• _YOUR TASK_: State how many lines of the entries hold the string "pain", and nothing more.

ENTRIES SUPPLIED below:

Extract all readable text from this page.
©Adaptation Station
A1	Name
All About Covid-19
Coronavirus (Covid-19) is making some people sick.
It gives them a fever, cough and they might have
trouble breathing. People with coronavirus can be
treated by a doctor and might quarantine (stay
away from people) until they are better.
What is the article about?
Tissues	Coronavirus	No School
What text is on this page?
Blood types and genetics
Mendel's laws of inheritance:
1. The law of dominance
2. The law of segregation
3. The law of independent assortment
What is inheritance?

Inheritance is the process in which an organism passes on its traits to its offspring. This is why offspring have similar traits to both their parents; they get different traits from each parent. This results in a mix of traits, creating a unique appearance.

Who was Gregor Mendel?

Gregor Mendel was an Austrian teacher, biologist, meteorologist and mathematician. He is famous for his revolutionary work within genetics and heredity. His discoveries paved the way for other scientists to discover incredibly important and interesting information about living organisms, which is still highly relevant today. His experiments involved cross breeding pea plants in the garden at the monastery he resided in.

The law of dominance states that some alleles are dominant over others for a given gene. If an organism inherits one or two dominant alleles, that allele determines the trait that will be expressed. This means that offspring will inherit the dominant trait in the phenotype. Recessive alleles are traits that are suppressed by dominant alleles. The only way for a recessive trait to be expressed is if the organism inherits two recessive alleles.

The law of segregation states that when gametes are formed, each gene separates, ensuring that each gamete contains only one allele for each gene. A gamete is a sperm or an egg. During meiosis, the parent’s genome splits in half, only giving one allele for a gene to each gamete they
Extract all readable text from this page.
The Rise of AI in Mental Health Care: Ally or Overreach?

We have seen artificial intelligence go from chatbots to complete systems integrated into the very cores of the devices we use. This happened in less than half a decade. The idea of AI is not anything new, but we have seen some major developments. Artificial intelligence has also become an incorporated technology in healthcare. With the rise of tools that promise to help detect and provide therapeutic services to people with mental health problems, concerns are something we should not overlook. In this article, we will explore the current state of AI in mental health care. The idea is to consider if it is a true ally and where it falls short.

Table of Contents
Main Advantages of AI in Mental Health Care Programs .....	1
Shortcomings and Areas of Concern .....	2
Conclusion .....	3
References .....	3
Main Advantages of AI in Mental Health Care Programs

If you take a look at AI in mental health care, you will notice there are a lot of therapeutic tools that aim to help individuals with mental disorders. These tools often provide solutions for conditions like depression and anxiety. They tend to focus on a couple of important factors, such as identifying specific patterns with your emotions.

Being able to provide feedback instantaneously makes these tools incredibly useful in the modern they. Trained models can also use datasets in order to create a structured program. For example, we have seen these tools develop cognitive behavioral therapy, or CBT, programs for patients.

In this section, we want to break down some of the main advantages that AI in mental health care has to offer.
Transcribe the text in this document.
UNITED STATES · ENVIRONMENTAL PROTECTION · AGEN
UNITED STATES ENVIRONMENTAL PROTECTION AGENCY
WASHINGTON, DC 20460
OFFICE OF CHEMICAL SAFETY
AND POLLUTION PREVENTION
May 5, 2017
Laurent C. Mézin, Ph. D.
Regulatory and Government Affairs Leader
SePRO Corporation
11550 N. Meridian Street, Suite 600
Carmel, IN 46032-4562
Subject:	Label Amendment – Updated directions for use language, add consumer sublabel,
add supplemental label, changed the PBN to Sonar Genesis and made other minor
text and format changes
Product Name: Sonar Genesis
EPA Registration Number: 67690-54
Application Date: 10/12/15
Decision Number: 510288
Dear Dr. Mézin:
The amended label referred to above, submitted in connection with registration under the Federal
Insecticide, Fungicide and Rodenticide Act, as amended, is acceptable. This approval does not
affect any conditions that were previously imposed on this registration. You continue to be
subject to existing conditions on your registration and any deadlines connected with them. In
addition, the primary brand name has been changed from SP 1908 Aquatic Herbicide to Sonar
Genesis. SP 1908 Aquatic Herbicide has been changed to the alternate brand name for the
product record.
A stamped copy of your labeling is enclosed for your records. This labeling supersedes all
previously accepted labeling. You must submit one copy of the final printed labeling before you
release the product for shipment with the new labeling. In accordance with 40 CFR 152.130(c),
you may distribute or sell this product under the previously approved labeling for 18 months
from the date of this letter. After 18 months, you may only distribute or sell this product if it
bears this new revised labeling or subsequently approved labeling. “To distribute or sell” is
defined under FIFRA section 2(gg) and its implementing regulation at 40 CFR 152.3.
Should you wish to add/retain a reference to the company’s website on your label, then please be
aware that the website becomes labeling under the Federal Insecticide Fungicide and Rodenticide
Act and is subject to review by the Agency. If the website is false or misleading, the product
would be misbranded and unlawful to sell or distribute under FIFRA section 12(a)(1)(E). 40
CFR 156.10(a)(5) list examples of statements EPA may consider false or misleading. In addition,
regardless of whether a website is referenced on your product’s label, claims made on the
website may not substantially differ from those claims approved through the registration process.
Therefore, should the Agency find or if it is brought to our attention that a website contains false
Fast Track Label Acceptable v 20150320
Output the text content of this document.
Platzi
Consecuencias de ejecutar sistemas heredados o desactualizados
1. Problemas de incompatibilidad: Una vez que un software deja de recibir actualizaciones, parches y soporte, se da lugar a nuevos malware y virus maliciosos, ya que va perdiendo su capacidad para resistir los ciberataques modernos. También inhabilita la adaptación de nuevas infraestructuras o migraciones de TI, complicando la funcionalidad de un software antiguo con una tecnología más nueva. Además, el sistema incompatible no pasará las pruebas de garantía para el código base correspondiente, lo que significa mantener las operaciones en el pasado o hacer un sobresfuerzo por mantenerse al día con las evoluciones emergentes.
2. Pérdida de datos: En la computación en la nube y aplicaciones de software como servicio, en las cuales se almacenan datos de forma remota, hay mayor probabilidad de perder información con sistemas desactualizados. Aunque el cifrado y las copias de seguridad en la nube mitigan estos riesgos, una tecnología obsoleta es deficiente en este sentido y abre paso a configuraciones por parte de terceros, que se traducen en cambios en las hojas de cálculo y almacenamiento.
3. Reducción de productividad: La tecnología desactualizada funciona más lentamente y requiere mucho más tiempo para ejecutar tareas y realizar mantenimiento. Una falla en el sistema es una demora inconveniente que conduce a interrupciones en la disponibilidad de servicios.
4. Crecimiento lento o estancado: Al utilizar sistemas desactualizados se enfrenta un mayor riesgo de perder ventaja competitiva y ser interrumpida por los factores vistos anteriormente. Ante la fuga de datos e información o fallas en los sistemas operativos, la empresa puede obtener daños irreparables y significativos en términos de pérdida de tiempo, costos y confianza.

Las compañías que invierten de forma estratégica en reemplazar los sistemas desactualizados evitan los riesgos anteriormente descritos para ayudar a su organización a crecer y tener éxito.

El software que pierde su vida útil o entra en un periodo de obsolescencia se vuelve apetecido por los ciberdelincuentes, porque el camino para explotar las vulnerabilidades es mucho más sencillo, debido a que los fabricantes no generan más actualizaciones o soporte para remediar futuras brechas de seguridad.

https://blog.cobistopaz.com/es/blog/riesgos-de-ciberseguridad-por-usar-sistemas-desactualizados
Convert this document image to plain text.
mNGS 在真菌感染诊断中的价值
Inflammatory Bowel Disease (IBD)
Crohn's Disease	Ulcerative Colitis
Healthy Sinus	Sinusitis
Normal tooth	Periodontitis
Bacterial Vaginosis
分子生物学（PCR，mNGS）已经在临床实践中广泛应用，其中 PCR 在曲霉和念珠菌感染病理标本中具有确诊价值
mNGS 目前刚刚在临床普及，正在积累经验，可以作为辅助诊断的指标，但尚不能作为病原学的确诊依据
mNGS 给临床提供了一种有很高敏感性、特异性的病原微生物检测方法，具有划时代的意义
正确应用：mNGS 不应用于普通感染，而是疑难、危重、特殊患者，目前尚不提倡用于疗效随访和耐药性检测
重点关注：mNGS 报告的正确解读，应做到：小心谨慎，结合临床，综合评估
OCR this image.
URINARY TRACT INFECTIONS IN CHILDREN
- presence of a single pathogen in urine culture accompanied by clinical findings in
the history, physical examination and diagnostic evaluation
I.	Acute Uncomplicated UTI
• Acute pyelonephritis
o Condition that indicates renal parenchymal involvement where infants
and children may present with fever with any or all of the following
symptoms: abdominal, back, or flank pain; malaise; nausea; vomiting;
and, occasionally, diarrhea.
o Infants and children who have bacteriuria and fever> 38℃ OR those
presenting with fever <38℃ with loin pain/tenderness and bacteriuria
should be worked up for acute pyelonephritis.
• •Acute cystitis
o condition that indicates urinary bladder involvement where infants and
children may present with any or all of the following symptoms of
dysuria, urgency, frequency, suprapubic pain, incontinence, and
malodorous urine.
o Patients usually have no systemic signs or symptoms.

End of ENTRIES SUPPLIED.

• _WRITTEN RESPONSE_: 3